## What is needed
Pictures aside, quote the whole listing exactly.

(Data records)
=-=-=-=-=

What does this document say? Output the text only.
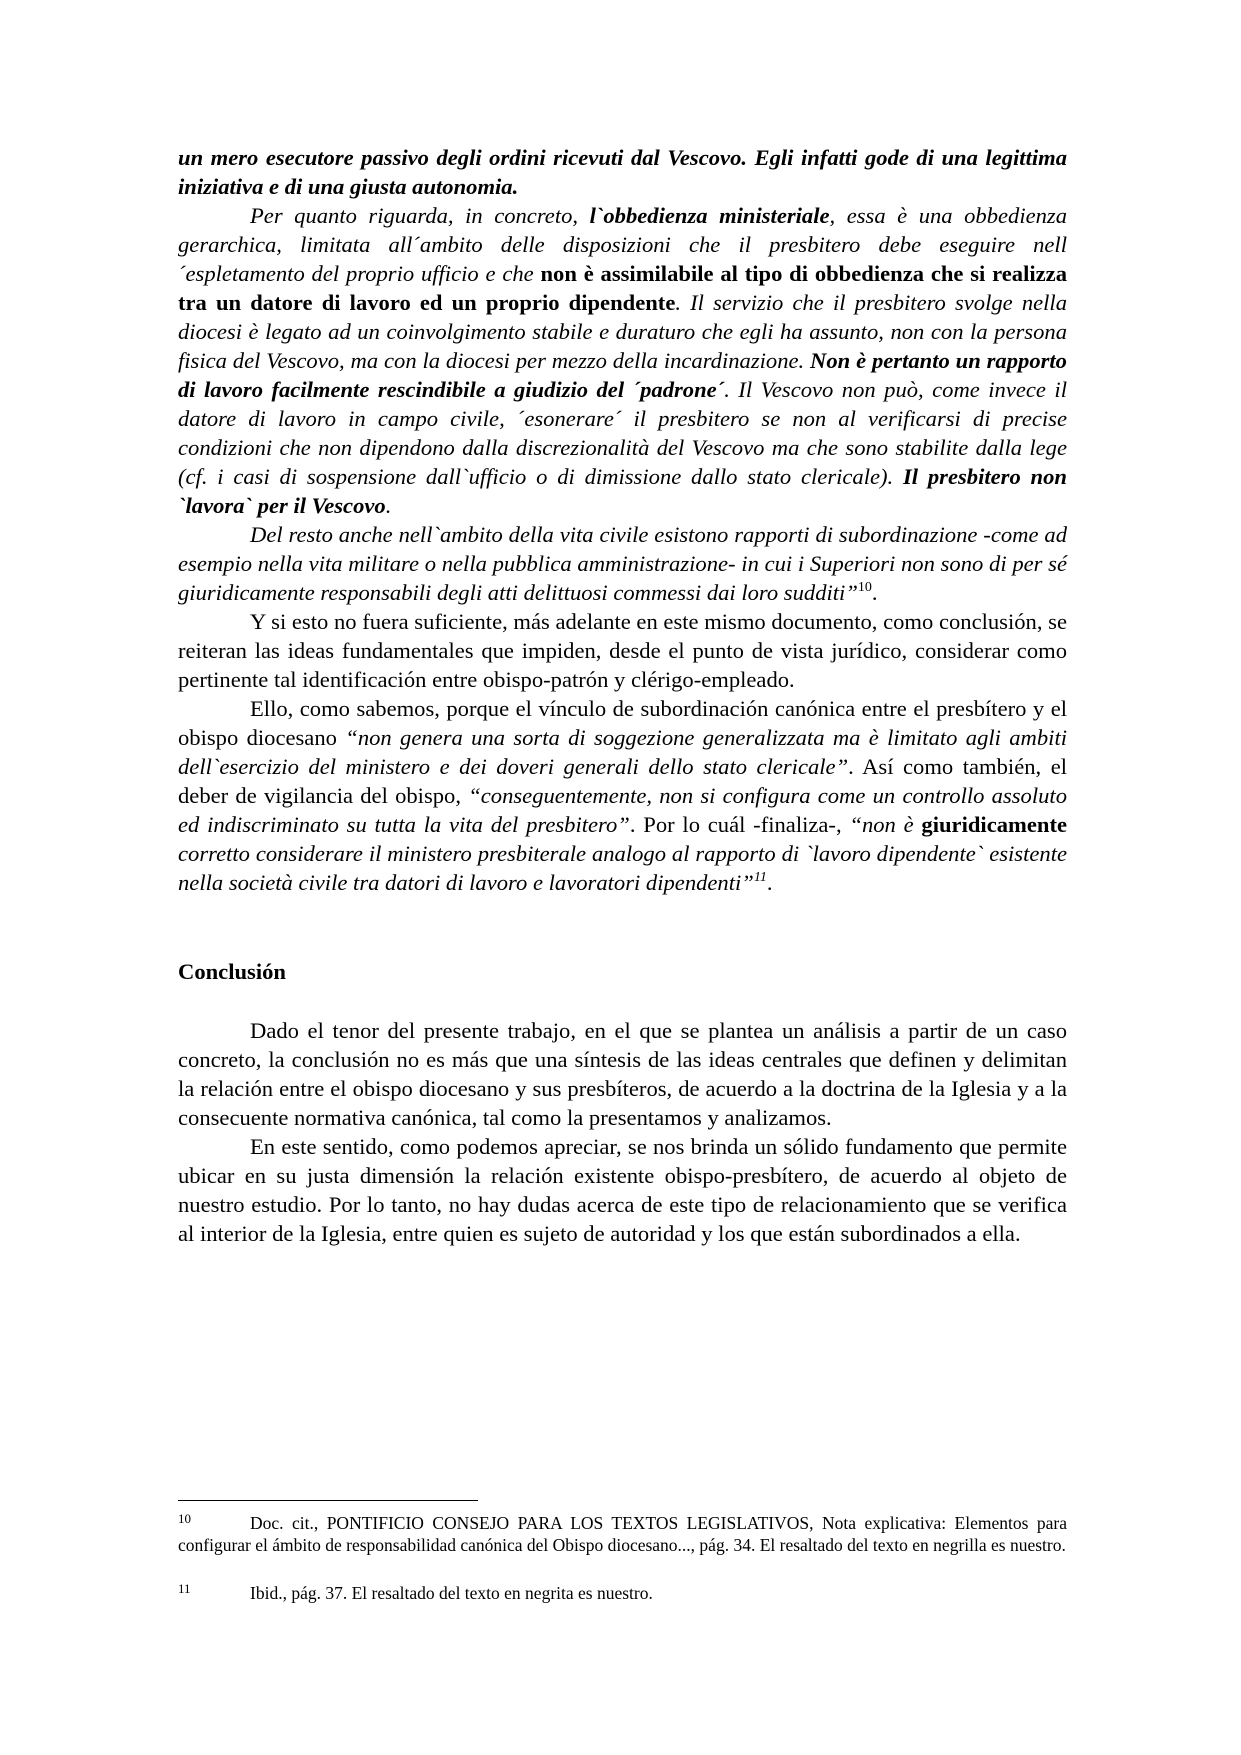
un mero esecutore passivo degli ordini ricevuti dal Vescovo. Egli infatti gode di una legittima iniziativa e di una giusta autonomia.

Per quanto riguarda, in concreto, l`obbedienza ministeriale, essa è una obbedienza gerarchica, limitata all´ambito delle disposizioni che il presbitero debe eseguire nell´espletamento del proprio ufficio e che non è assimilabile al tipo di obbedienza che si realizza tra un datore di lavoro ed un proprio dipendente. Il servizio che il presbitero svolge nella diocesi è legato ad un coinvolgimento stabile e duraturo che egli ha assunto, non con la persona fisica del Vescovo, ma con la diocesi per mezzo della incardinazione. Non è pertanto un rapporto di lavoro facilmente rescindibile a giudizio del ´padrone´. Il Vescovo non può, come invece il datore di lavoro in campo civile, ´esonerare´ il presbitero se non al verificarsi di precise condizioni che non dipendono dalla discrezionalità del Vescovo ma che sono stabilite dalla lege (cf. i casi di sospensione dall`ufficio o di dimissione dallo stato clericale). Il presbitero non `lavora` per il Vescovo.

Del resto anche nell`ambito della vita civile esistono rapporti di subordinazione -come ad esempio nella vita militare o nella pubblica amministrazione- in cui i Superiori non sono di per sé giuridicamente responsabili degli atti delittuosi commessi dai loro sudditi”$^{10}$.

Y si esto no fuera suficiente, más adelante en este mismo documento, como conclusión, se reiteran las ideas fundamentales que impiden, desde el punto de vista jurídico, considerar como pertinente tal identificación entre obispo-patrón y clérigo-empleado.

Ello, como sabemos, porque el vínculo de subordinación canónica entre el presbítero y el obispo diocesano “non genera una sorta di soggezione generalizzata ma è limitato agli ambiti dell`esercizio del ministero e dei doveri generali dello stato clericale”. Así como también, el deber de vigilancia del obispo, “conseguentemente, non si configura come un controllo assoluto ed indiscriminato su tutta la vita del presbitero”. Por lo cuál -finaliza-, “non è giuridicamente corretto considerare il ministero presbiterale analogo al rapporto di `lavoro dipendente` esistente nella società civile tra datori di lavoro e lavoratori dipendenti”$^{11}$.

Conclusión

Dado el tenor del presente trabajo, en el que se plantea un análisis a partir de un caso concreto, la conclusión no es más que una síntesis de las ideas centrales que definen y delimitan la relación entre el obispo diocesano y sus presbíteros, de acuerdo a la doctrina de la Iglesia y a la consecuente normativa canónica, tal como la presentamos y analizamos.

En este sentido, como podemos apreciar, se nos brinda un sólido fundamento que permite ubicar en su justa dimensión la relación existente obispo-presbítero, de acuerdo al objeto de nuestro estudio. Por lo tanto, no hay dudas acerca de este tipo de relacionamiento que se verifica al interior de la Iglesia, entre quien es sujeto de autoridad y los que están subordinados a ella.

10	Doc. cit., PONTIFICIO CONSEJO PARA LOS TEXTOS LEGISLATIVOS, Nota explicativa: Elementos para configurar el ámbito de responsabilidad canónica del Obispo diocesano..., pág. 34. El resaltado del texto en negrilla es nuestro.
11	Ibid., pág. 37. El resaltado del texto en negrita es nuestro.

=-=-=-=-=

## Correct answer
What does this document say? Output the text only.
un mero esecutore passivo degli ordini ricevuti dal Vescovo. Egli infatti gode di una legittima iniziativa e di una giusta autonomia.

Per quanto riguarda, in concreto, l`obbedienza ministeriale, essa è una obbedienza gerarchica, limitata all´ambito delle disposizioni che il presbitero debe eseguire nell´espletamento del proprio ufficio e che non è assimilabile al tipo di obbedienza che si realizza tra un datore di lavoro ed un proprio dipendente. Il servizio che il presbitero svolge nella diocesi è legato ad un coinvolgimento stabile e duraturo che egli ha assunto, non con la persona fisica del Vescovo, ma con la diocesi per mezzo della incardinazione. Non è pertanto un rapporto di lavoro facilmente rescindibile a giudizio del ´padrone´. Il Vescovo non può, come invece il datore di lavoro in campo civile, ´esonerare´ il presbitero se non al verificarsi di precise condizioni che non dipendono dalla discrezionalità del Vescovo ma che sono stabilite dalla lege (cf. i casi di sospensione dall`ufficio o di dimissione dallo stato clericale). Il presbitero non `lavora` per il Vescovo.

Del resto anche nell`ambito della vita civile esistono rapporti di subordinazione -come ad esempio nella vita militare o nella pubblica amministrazione- in cui i Superiori non sono di per sé giuridicamente responsabili degli atti delittuosi commessi dai loro sudditi”$^{10}$.

Y si esto no fuera suficiente, más adelante en este mismo documento, como conclusión, se reiteran las ideas fundamentales que impiden, desde el punto de vista jurídico, considerar como pertinente tal identificación entre obispo-patrón y clérigo-empleado.

Ello, como sabemos, porque el vínculo de subordinación canónica entre el presbítero y el obispo diocesano “non genera una sorta di soggezione generalizzata ma è limitato agli ambiti dell`esercizio del ministero e dei doveri generali dello stato clericale”. Así como también, el deber de vigilancia del obispo, “conseguentemente, non si configura come un controllo assoluto ed indiscriminato su tutta la vita del presbitero”. Por lo cuál -finaliza-, “non è giuridicamente corretto considerare il ministero presbiterale analogo al rapporto di `lavoro dipendente` esistente nella società civile tra datori di lavoro e lavoratori dipendenti”$^{11}$.

Conclusión

Dado el tenor del presente trabajo, en el que se plantea un análisis a partir de un caso concreto, la conclusión no es más que una síntesis de las ideas centrales que definen y delimitan la relación entre el obispo diocesano y sus presbíteros, de acuerdo a la doctrina de la Iglesia y a la consecuente normativa canónica, tal como la presentamos y analizamos.

En este sentido, como podemos apreciar, se nos brinda un sólido fundamento que permite ubicar en su justa dimensión la relación existente obispo-presbítero, de acuerdo al objeto de nuestro estudio. Por lo tanto, no hay dudas acerca de este tipo de relacionamiento que se verifica al interior de la Iglesia, entre quien es sujeto de autoridad y los que están subordinados a ella.

10	Doc. cit., PONTIFICIO CONSEJO PARA LOS TEXTOS LEGISLATIVOS, Nota explicativa: Elementos para configurar el ámbito de responsabilidad canónica del Obispo diocesano..., pág. 34. El resaltado del texto en negrilla es nuestro.
11	Ibid., pág. 37. El resaltado del texto en negrita es nuestro.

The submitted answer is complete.